==== Task inputs ====
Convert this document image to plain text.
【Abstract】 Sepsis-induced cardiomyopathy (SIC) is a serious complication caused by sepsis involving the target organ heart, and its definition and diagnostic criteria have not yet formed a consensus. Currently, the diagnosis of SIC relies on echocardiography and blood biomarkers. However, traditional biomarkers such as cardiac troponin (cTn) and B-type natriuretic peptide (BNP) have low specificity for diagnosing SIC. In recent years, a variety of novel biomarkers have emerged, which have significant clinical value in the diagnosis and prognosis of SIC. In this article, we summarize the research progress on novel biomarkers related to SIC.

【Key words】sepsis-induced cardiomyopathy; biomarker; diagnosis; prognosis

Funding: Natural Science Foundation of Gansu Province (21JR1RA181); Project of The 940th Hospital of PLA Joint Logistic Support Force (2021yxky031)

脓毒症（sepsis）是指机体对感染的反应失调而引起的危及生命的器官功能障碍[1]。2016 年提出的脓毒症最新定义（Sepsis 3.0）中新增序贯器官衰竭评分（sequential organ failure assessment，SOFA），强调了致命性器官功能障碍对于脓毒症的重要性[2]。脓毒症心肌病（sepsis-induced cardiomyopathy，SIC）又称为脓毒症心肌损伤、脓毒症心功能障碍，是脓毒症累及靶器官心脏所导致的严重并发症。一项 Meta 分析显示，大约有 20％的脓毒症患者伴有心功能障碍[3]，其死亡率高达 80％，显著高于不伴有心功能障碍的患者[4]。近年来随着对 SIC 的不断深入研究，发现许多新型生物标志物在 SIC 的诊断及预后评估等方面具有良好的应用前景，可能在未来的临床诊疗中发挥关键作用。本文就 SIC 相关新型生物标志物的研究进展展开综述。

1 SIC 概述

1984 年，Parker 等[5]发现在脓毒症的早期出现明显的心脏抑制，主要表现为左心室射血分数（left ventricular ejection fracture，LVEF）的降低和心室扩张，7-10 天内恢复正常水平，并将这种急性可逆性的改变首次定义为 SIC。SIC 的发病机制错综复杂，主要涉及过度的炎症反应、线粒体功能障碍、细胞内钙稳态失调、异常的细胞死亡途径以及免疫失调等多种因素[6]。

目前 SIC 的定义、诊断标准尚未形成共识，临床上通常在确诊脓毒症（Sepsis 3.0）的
====
▶ **About this task**
An exact copy of every record above is needed. Write it out word for word.

▶ **Response to this exercise**
Convert this document image to plain text.
【Abstract】 Sepsis-induced cardiomyopathy (SIC) is a serious complication caused by sepsis involving the target organ heart, and its definition and diagnostic criteria have not yet formed a consensus. Currently, the diagnosis of SIC relies on echocardiography and blood biomarkers. However, traditional biomarkers such as cardiac troponin (cTn) and B-type natriuretic peptide (BNP) have low specificity for diagnosing SIC. In recent years, a variety of novel biomarkers have emerged, which have significant clinical value in the diagnosis and prognosis of SIC. In this article, we summarize the research progress on novel biomarkers related to SIC.

【Key words】sepsis-induced cardiomyopathy; biomarker; diagnosis; prognosis

Funding: Natural Science Foundation of Gansu Province (21JR1RA181); Project of The 940th Hospital of PLA Joint Logistic Support Force (2021yxky031)

脓毒症（sepsis）是指机体对感染的反应失调而引起的危及生命的器官功能障碍[1]。2016 年提出的脓毒症最新定义（Sepsis 3.0）中新增序贯器官衰竭评分（sequential organ failure assessment，SOFA），强调了致命性器官功能障碍对于脓毒症的重要性[2]。脓毒症心肌病（sepsis-induced cardiomyopathy，SIC）又称为脓毒症心肌损伤、脓毒症心功能障碍，是脓毒症累及靶器官心脏所导致的严重并发症。一项 Meta 分析显示，大约有 20％的脓毒症患者伴有心功能障碍[3]，其死亡率高达 80％，显著高于不伴有心功能障碍的患者[4]。近年来随着对 SIC 的不断深入研究，发现许多新型生物标志物在 SIC 的诊断及预后评估等方面具有良好的应用前景，可能在未来的临床诊疗中发挥关键作用。本文就 SIC 相关新型生物标志物的研究进展展开综述。

1 SIC 概述

1984 年，Parker 等[5]发现在脓毒症的早期出现明显的心脏抑制，主要表现为左心室射血分数（left ventricular ejection fracture，LVEF）的降低和心室扩张，7-10 天内恢复正常水平，并将这种急性可逆性的改变首次定义为 SIC。SIC 的发病机制错综复杂，主要涉及过度的炎症反应、线粒体功能障碍、细胞内钙稳态失调、异常的细胞死亡途径以及免疫失调等多种因素[6]。

目前 SIC 的定义、诊断标准尚未形成共识，临床上通常在确诊脓毒症（Sepsis 3.0）的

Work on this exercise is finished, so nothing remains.